▶ Objective:
Can you reproduce every line of the items below, character for character?

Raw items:
== == ==

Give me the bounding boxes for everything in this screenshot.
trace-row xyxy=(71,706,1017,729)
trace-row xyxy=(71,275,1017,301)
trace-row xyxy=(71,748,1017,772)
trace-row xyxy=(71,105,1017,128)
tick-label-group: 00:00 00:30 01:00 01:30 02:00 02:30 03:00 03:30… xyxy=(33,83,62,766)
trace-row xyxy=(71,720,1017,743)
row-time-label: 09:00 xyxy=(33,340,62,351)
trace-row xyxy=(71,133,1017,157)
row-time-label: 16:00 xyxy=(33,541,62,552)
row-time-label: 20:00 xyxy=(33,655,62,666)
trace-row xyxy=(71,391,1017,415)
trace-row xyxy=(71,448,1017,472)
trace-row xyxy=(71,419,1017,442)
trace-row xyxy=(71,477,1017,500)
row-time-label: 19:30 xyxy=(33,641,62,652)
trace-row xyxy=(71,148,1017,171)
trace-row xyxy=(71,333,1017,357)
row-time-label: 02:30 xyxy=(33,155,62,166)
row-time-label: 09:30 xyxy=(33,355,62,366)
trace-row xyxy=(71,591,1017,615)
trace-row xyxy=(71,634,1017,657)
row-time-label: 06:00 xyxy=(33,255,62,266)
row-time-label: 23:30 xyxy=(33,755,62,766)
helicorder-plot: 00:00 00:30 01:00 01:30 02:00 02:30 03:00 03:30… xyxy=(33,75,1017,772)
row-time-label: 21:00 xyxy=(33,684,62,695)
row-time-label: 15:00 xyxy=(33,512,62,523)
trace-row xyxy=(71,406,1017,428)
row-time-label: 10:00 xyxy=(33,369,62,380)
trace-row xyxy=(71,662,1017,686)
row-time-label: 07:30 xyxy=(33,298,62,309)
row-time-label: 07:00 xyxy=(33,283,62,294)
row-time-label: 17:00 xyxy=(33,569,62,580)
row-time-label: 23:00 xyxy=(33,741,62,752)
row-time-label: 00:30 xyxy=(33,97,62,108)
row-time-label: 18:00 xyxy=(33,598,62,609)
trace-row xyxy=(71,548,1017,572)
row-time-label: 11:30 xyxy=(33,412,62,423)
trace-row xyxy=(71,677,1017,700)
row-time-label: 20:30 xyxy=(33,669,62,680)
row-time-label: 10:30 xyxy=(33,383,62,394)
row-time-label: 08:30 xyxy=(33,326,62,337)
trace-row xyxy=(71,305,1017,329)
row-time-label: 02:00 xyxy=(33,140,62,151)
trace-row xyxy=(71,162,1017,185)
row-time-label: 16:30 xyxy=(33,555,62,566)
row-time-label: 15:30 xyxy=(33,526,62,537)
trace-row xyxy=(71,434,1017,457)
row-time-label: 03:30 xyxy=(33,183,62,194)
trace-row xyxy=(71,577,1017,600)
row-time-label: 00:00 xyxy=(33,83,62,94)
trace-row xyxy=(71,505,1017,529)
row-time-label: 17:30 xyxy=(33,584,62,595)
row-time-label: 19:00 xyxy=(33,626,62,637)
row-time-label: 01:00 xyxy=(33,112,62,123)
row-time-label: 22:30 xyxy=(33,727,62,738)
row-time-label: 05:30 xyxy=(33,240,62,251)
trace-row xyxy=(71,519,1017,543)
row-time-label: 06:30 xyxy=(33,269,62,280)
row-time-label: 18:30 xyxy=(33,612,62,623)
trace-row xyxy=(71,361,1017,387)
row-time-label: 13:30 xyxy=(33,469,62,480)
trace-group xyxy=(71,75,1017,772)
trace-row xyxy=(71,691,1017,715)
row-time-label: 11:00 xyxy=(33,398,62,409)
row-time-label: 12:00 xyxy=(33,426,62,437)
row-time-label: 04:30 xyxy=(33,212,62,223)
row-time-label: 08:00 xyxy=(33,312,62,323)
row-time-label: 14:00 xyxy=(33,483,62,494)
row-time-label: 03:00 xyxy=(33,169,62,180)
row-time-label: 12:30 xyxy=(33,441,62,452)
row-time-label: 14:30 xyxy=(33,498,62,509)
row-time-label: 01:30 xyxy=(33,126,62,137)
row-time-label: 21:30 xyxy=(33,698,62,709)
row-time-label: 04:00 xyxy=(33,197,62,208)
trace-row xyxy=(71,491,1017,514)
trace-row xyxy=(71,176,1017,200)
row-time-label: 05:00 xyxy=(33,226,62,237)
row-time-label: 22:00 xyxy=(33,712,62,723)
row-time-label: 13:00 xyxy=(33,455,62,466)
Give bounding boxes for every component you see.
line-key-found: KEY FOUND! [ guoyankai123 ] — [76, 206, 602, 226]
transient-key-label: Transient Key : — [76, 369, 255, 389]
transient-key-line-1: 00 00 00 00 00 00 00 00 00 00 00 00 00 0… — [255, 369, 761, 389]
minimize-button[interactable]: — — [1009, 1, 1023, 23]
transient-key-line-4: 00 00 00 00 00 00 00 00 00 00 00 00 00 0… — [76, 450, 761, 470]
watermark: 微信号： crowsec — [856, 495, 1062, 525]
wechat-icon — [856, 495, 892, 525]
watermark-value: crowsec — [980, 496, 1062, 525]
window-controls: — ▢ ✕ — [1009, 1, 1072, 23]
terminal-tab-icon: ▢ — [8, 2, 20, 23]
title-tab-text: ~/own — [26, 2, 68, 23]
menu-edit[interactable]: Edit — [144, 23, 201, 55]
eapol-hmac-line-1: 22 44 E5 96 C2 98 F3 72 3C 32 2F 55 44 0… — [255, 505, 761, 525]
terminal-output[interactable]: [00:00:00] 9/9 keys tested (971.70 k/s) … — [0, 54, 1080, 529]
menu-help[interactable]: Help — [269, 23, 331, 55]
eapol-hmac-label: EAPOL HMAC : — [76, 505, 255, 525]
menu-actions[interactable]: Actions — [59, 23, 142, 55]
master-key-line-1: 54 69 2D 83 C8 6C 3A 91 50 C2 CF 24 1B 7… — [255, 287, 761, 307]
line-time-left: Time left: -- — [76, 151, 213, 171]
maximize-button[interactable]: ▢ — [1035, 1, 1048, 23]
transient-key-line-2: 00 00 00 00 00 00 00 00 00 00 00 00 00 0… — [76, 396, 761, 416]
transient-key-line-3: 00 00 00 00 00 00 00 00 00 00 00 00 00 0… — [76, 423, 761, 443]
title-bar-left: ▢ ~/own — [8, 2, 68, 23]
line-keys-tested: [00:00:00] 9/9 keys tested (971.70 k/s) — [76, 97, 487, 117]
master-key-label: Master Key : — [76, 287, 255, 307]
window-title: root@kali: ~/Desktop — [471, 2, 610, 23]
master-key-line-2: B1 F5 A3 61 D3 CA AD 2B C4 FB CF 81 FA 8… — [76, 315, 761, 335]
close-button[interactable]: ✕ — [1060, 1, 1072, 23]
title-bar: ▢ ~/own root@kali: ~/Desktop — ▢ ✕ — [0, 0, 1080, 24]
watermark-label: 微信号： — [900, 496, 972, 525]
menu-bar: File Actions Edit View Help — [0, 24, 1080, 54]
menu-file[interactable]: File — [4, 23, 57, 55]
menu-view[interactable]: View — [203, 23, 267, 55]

== == ==

▶ Problem solution:
Give me the bounding boxes for everything in this screenshot.
trace-row xyxy=(71,706,1017,729)
trace-row xyxy=(71,275,1017,301)
trace-row xyxy=(71,748,1017,772)
trace-row xyxy=(71,105,1017,128)
tick-label-group: 00:00 00:30 01:00 01:30 02:00 02:30 03:00 03:30… xyxy=(33,83,62,766)
trace-row xyxy=(71,720,1017,743)
row-time-label: 09:00 xyxy=(33,340,62,351)
trace-row xyxy=(71,133,1017,157)
row-time-label: 16:00 xyxy=(33,541,62,552)
row-time-label: 20:00 xyxy=(33,655,62,666)
trace-row xyxy=(71,391,1017,415)
trace-row xyxy=(71,448,1017,472)
trace-row xyxy=(71,419,1017,442)
trace-row xyxy=(71,477,1017,500)
row-time-label: 19:30 xyxy=(33,641,62,652)
trace-row xyxy=(71,148,1017,171)
trace-row xyxy=(71,333,1017,357)
row-time-label: 02:30 xyxy=(33,155,62,166)
row-time-label: 09:30 xyxy=(33,355,62,366)
trace-row xyxy=(71,591,1017,615)
trace-row xyxy=(71,634,1017,657)
row-time-label: 06:00 xyxy=(33,255,62,266)
row-time-label: 23:30 xyxy=(33,755,62,766)
helicorder-plot: 00:00 00:30 01:00 01:30 02:00 02:30 03:00 03:30… xyxy=(33,75,1017,772)
row-time-label: 21:00 xyxy=(33,684,62,695)
row-time-label: 15:00 xyxy=(33,512,62,523)
trace-row xyxy=(71,406,1017,428)
row-time-label: 10:00 xyxy=(33,369,62,380)
trace-row xyxy=(71,662,1017,686)
row-time-label: 07:30 xyxy=(33,298,62,309)
row-time-label: 07:00 xyxy=(33,283,62,294)
row-time-label: 17:00 xyxy=(33,569,62,580)
row-time-label: 23:00 xyxy=(33,741,62,752)
row-time-label: 00:30 xyxy=(33,97,62,108)
row-time-label: 18:00 xyxy=(33,598,62,609)
trace-row xyxy=(71,548,1017,572)
row-time-label: 11:30 xyxy=(33,412,62,423)
trace-row xyxy=(71,677,1017,700)
row-time-label: 20:30 xyxy=(33,669,62,680)
row-time-label: 10:30 xyxy=(33,383,62,394)
row-time-label: 08:30 xyxy=(33,326,62,337)
trace-row xyxy=(71,305,1017,329)
row-time-label: 02:00 xyxy=(33,140,62,151)
trace-row xyxy=(71,162,1017,185)
row-time-label: 16:30 xyxy=(33,555,62,566)
row-time-label: 15:30 xyxy=(33,526,62,537)
trace-row xyxy=(71,434,1017,457)
row-time-label: 03:30 xyxy=(33,183,62,194)
trace-row xyxy=(71,577,1017,600)
row-time-label: 00:00 xyxy=(33,83,62,94)
trace-row xyxy=(71,505,1017,529)
row-time-label: 17:30 xyxy=(33,584,62,595)
row-time-label: 19:00 xyxy=(33,626,62,637)
row-time-label: 01:00 xyxy=(33,112,62,123)
row-time-label: 22:30 xyxy=(33,727,62,738)
row-time-label: 05:30 xyxy=(33,240,62,251)
trace-row xyxy=(71,519,1017,543)
row-time-label: 06:30 xyxy=(33,269,62,280)
row-time-label: 18:30 xyxy=(33,612,62,623)
trace-row xyxy=(71,361,1017,387)
row-time-label: 13:30 xyxy=(33,469,62,480)
trace-group xyxy=(71,75,1017,772)
trace-row xyxy=(71,691,1017,715)
row-time-label: 11:00 xyxy=(33,398,62,409)
row-time-label: 12:00 xyxy=(33,426,62,437)
row-time-label: 04:30 xyxy=(33,212,62,223)
row-time-label: 08:00 xyxy=(33,312,62,323)
row-time-label: 14:00 xyxy=(33,483,62,494)
row-time-label: 03:00 xyxy=(33,169,62,180)
row-time-label: 12:30 xyxy=(33,441,62,452)
row-time-label: 14:30 xyxy=(33,498,62,509)
row-time-label: 01:30 xyxy=(33,126,62,137)
row-time-label: 21:30 xyxy=(33,698,62,709)
row-time-label: 04:00 xyxy=(33,197,62,208)
trace-row xyxy=(71,491,1017,514)
trace-row xyxy=(71,176,1017,200)
row-time-label: 05:00 xyxy=(33,226,62,237)
row-time-label: 22:00 xyxy=(33,712,62,723)
row-time-label: 13:00 xyxy=(33,455,62,466)
Give bounding boxes for every component you see.
line-key-found: KEY FOUND! [ guoyankai123 ] — [76, 206, 602, 226]
transient-key-label: Transient Key : — [76, 369, 255, 389]
transient-key-line-1: 00 00 00 00 00 00 00 00 00 00 00 00 00 0… — [255, 369, 761, 389]
minimize-button[interactable]: — — [1009, 1, 1023, 23]
transient-key-line-4: 00 00 00 00 00 00 00 00 00 00 00 00 00 0… — [76, 450, 761, 470]
watermark: 微信号： crowsec — [856, 495, 1062, 525]
wechat-icon — [856, 495, 892, 525]
watermark-value: crowsec — [980, 496, 1062, 525]
window-controls: — ▢ ✕ — [1009, 1, 1072, 23]
terminal-tab-icon: ▢ — [8, 2, 20, 23]
title-tab-text: ~/own — [26, 2, 68, 23]
menu-edit[interactable]: Edit — [144, 23, 201, 55]
eapol-hmac-line-1: 22 44 E5 96 C2 98 F3 72 3C 32 2F 55 44 0… — [255, 505, 761, 525]
terminal-output[interactable]: [00:00:00] 9/9 keys tested (971.70 k/s) … — [0, 54, 1080, 529]
menu-help[interactable]: Help — [269, 23, 331, 55]
eapol-hmac-label: EAPOL HMAC : — [76, 505, 255, 525]
menu-actions[interactable]: Actions — [59, 23, 142, 55]
master-key-line-1: 54 69 2D 83 C8 6C 3A 91 50 C2 CF 24 1B 7… — [255, 287, 761, 307]
line-time-left: Time left: -- — [76, 151, 213, 171]
maximize-button[interactable]: ▢ — [1035, 1, 1048, 23]
transient-key-line-2: 00 00 00 00 00 00 00 00 00 00 00 00 00 0… — [76, 396, 761, 416]
transient-key-line-3: 00 00 00 00 00 00 00 00 00 00 00 00 00 0… — [76, 423, 761, 443]
title-bar-left: ▢ ~/own — [8, 2, 68, 23]
line-keys-tested: [00:00:00] 9/9 keys tested (971.70 k/s) — [76, 97, 487, 117]
master-key-label: Master Key : — [76, 287, 255, 307]
window-title: root@kali: ~/Desktop — [471, 2, 610, 23]
master-key-line-2: B1 F5 A3 61 D3 CA AD 2B C4 FB CF 81 FA 8… — [76, 315, 761, 335]
close-button[interactable]: ✕ — [1060, 1, 1072, 23]
title-bar: ▢ ~/own root@kali: ~/Desktop — ▢ ✕ — [0, 0, 1080, 24]
watermark-label: 微信号： — [900, 496, 972, 525]
menu-bar: File Actions Edit View Help — [0, 24, 1080, 54]
menu-file[interactable]: File — [4, 23, 57, 55]
menu-view[interactable]: View — [203, 23, 267, 55]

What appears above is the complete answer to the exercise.